[Collected data]
────────

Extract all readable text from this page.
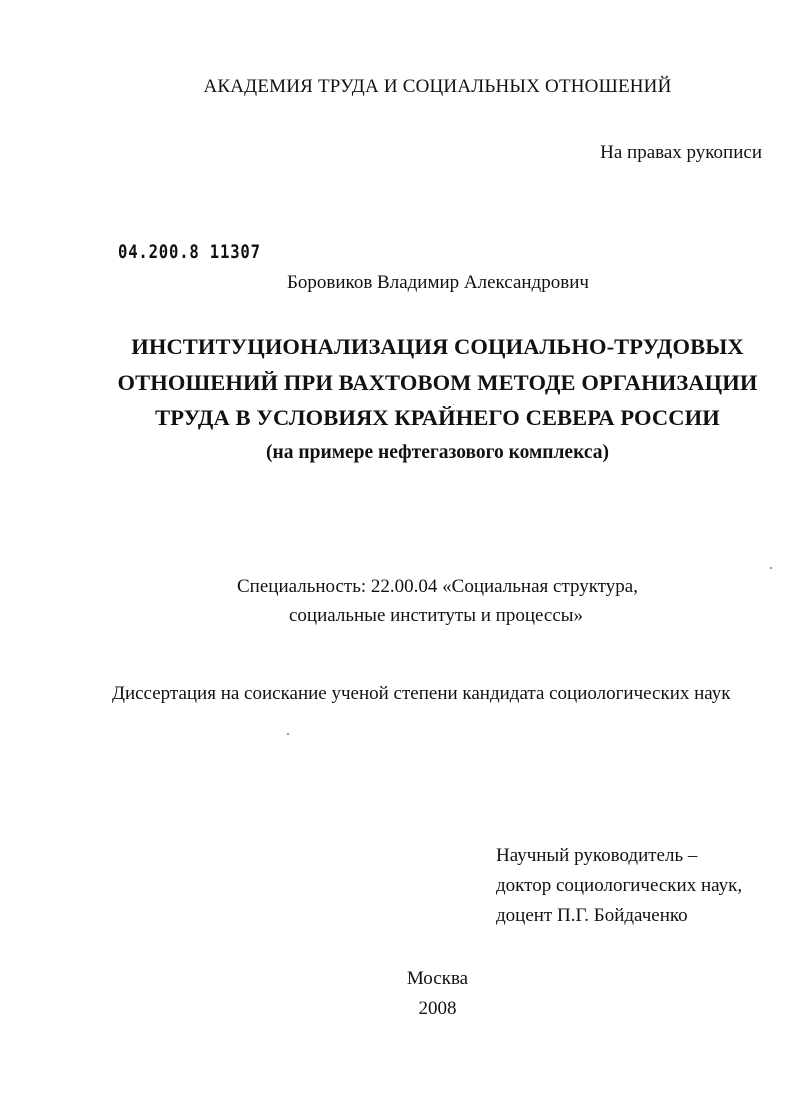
АКАДЕМИЯ ТРУДА И СОЦИАЛЬНЫХ ОТНОШЕНИЙ
На правах рукописи
04.200.8 11307
Боровиков Владимир Александрович
ИНСТИТУЦИОНАЛИЗАЦИЯ СОЦИАЛЬНО-ТРУДОВЫХ
ОТНОШЕНИЙ ПРИ ВАХТОВОМ МЕТОДЕ ОРГАНИЗАЦИИ
ТРУДА В УСЛОВИЯХ КРАЙНЕГО СЕВЕРА РОССИИ
(на примере нефтегазового комплекса)
Специальность: 22.00.04 «Социальная структура,
социальные институты и процессы»
Диссертация на соискание ученой степени кандидата социологических наук
Научный руководитель –
доктор социологических наук,
доцент П.Г. Бойдаченко
Москва
2008
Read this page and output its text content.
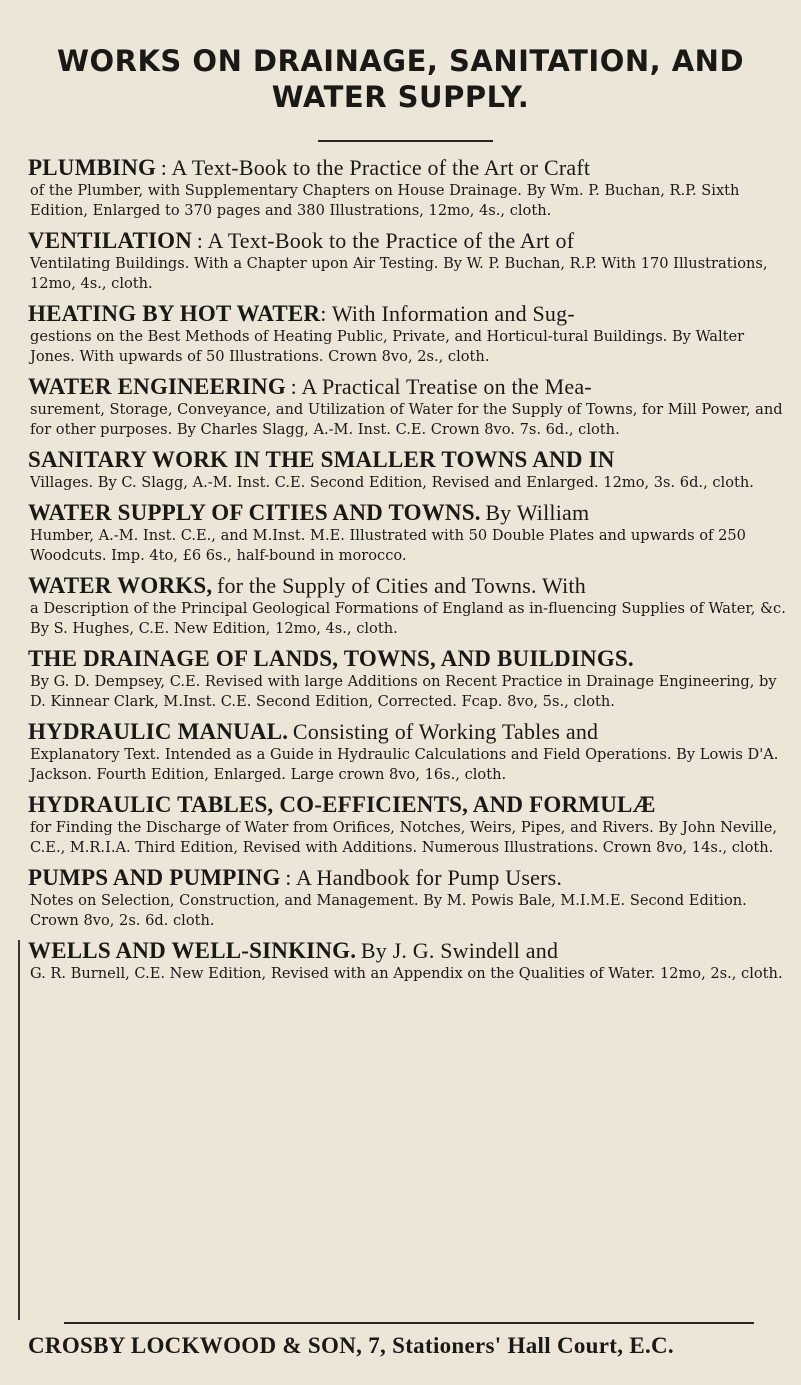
WORKS ON DRAINAGE, SANITATION, AND
WATER SUPPLY.
PLUMBING : A Text-Book to the Practice of the Art or Craft
of the Plumber, with Supplementary Chapters on House Drainage. By Wm. P. Buchan, R.P. Sixth Edition, Enlarged to 370 pages and 380 Illustrations, 12mo, 4s., cloth.
VENTILATION : A Text-Book to the Practice of the Art of
Ventilating Buildings. With a Chapter upon Air Testing. By W. P. Buchan, R.P. With 170 Illustrations, 12mo, 4s., cloth.
HEATING BY HOT WATER: With Information and Sug-
gestions on the Best Methods of Heating Public, Private, and Horticul-tural Buildings. By Walter Jones. With upwards of 50 Illustrations. Crown 8vo, 2s., cloth.
WATER ENGINEERING : A Practical Treatise on the Mea-
surement, Storage, Conveyance, and Utilization of Water for the Supply of Towns, for Mill Power, and for other purposes. By Charles Slagg, A.-M. Inst. C.E. Crown 8vo. 7s. 6d., cloth.
SANITARY WORK IN THE SMALLER TOWNS AND IN
Villages. By C. Slagg, A.-M. Inst. C.E. Second Edition, Revised and Enlarged. 12mo, 3s. 6d., cloth.
WATER SUPPLY OF CITIES AND TOWNS. By William
Humber, A.-M. Inst. C.E., and M.Inst. M.E. Illustrated with 50 Double Plates and upwards of 250 Woodcuts. Imp. 4to, £6 6s., half-bound in morocco.
WATER WORKS, for the Supply of Cities and Towns. With
a Description of the Principal Geological Formations of England as in-fluencing Supplies of Water, &c. By S. Hughes, C.E. New Edition, 12mo, 4s., cloth.
THE DRAINAGE OF LANDS, TOWNS, AND BUILDINGS.
By G. D. Dempsey, C.E. Revised with large Additions on Recent Practice in Drainage Engineering, by D. Kinnear Clark, M.Inst. C.E. Second Edition, Corrected. Fcap. 8vo, 5s., cloth.
HYDRAULIC MANUAL. Consisting of Working Tables and
Explanatory Text. Intended as a Guide in Hydraulic Calculations and Field Operations. By Lowis D'A. Jackson. Fourth Edition, Enlarged. Large crown 8vo, 16s., cloth.
HYDRAULIC TABLES, CO-EFFICIENTS, AND FORMULÆ
for Finding the Discharge of Water from Orifices, Notches, Weirs, Pipes, and Rivers. By John Neville, C.E., M.R.I.A. Third Edition, Revised with Additions. Numerous Illustrations. Crown 8vo, 14s., cloth.
PUMPS AND PUMPING : A Handbook for Pump Users.
Notes on Selection, Construction, and Management. By M. Powis Bale, M.I.M.E. Second Edition. Crown 8vo, 2s. 6d. cloth.
WELLS AND WELL-SINKING. By J. G. Swindell and
G. R. Burnell, C.E. New Edition, Revised with an Appendix on the Qualities of Water. 12mo, 2s., cloth.
CROSBY LOCKWOOD & SON, 7, Stationers' Hall Court, E.C.
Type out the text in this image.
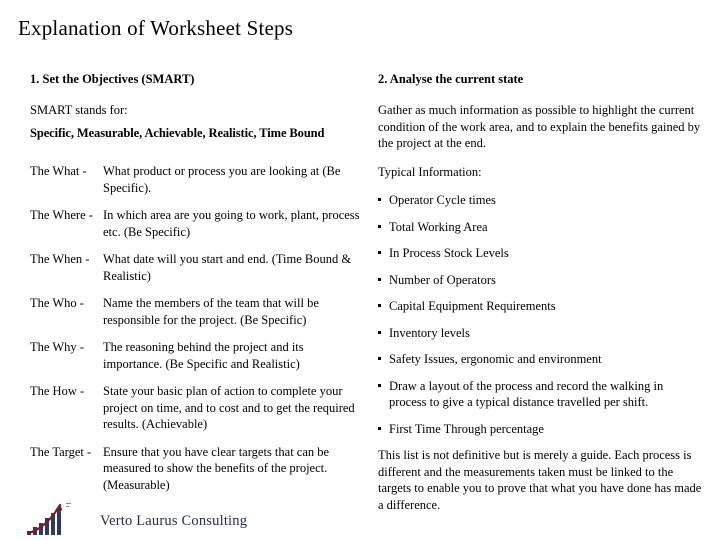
Explanation of Worksheet Steps
1. Set the Objectives (SMART)
SMART stands for:
Specific, Measurable, Achievable, Realistic, Time Bound
The What -	What product or process you are looking at (Be Specific).
The Where - In which area are you going to work, plant, process etc. (Be Specific)
The When -	What date will you start and end. (Time Bound & Realistic)
The Who -	Name the members of the team that will be responsible for the project. (Be Specific)
The Why -	The reasoning behind the project and its importance. (Be Specific and Realistic)
The How -	State your basic plan of action to complete your project on time, and to cost and to get the required results. (Achievable)
The Target - Ensure that you have clear targets that can be measured to show the benefits of the project. (Measurable)
2. Analyse the current state
Gather as much information as possible to highlight the current condition of the work area, and to explain the benefits gained by the project at the end.
Typical Information:
Operator Cycle times
Total Working Area
In Process Stock Levels
Number of Operators
Capital Equipment Requirements
Inventory levels
Safety Issues, ergonomic and environment
Draw a layout of the process and record the walking in process to give a typical distance travelled per shift.
First Time Through percentage
This list is not definitive but is merely a guide. Each process is different and the measurements taken must be linked to the targets to enable you to prove that what you have done has made a difference.
Verto Laurus Consulting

────────

> [TASK PROMPT] In the entries above, identify each line that includes the string "Edition", then copy it.

> [TASK ANSWER]
of the Plumber, with Supplementary Chapters on House Drainage. By Wm. P. Buchan, R.P. Sixth Edition, Enlarged to 370 pages and 380 Illustrations, 12mo, 4s., cloth.
Villages. By C. Slagg, A.-M. Inst. C.E. Second Edition, Revised and Enlarged. 12mo, 3s. 6d., cloth.
a Description of the Principal Geological Formations of England as in-fluencing Supplies of Water, &c. By S. Hughes, C.E. New Edition, 12mo, 4s., cloth.
By G. D. Dempsey, C.E. Revised with large Additions on Recent Practice in Drainage Engineering, by D. Kinnear Clark, M.Inst. C.E. Second Edition, Corrected. Fcap. 8vo, 5s., cloth.
Explanatory Text. Intended as a Guide in Hydraulic Calculations and Field Operations. By Lowis D'A. Jackson. Fourth Edition, Enlarged. Large crown 8vo, 16s., cloth.
for Finding the Discharge of Water from Orifices, Notches, Weirs, Pipes, and Rivers. By John Neville, C.E., M.R.I.A. Third Edition, Revised with Additions. Numerous Illustrations. Crown 8vo, 14s., cloth.
Notes on Selection, Construction, and Management. By M. Powis Bale, M.I.M.E. Second Edition. Crown 8vo, 2s. 6d. cloth.
G. R. Burnell, C.E. New Edition, Revised with an Appendix on the Qualities of Water. 12mo, 2s., cloth.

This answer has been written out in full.